** START GIVEN RECORDS **

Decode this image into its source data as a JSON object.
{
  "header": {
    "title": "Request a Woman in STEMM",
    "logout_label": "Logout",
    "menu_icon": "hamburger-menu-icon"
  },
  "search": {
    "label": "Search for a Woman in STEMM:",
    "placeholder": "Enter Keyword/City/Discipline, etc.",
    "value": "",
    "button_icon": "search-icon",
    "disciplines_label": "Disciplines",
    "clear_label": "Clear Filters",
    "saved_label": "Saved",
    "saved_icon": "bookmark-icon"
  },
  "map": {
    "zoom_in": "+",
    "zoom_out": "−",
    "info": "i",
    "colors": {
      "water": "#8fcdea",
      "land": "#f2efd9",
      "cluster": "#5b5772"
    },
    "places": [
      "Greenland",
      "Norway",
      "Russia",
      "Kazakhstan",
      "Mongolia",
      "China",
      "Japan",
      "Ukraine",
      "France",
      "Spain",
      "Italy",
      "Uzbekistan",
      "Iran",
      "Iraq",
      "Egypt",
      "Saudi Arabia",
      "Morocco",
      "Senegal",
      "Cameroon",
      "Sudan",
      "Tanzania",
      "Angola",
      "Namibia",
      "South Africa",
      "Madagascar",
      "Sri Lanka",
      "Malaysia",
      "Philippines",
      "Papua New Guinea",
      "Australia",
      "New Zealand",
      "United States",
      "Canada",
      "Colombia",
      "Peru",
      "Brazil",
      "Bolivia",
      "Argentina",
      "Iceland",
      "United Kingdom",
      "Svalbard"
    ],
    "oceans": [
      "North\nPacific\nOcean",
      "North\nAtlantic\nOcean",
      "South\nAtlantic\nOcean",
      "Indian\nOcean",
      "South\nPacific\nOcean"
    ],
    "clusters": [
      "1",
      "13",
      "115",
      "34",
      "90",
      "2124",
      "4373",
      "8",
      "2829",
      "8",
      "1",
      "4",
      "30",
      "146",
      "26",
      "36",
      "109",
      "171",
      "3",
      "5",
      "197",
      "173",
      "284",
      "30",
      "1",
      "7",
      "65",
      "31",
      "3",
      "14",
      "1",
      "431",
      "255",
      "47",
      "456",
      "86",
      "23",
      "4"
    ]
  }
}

** END GIVEN RECORDS **

> [TASK STATEMENT] Give the number of lines in the listing above that contain "North", and nothing else.

> [EXERCISE RESPONSE] 2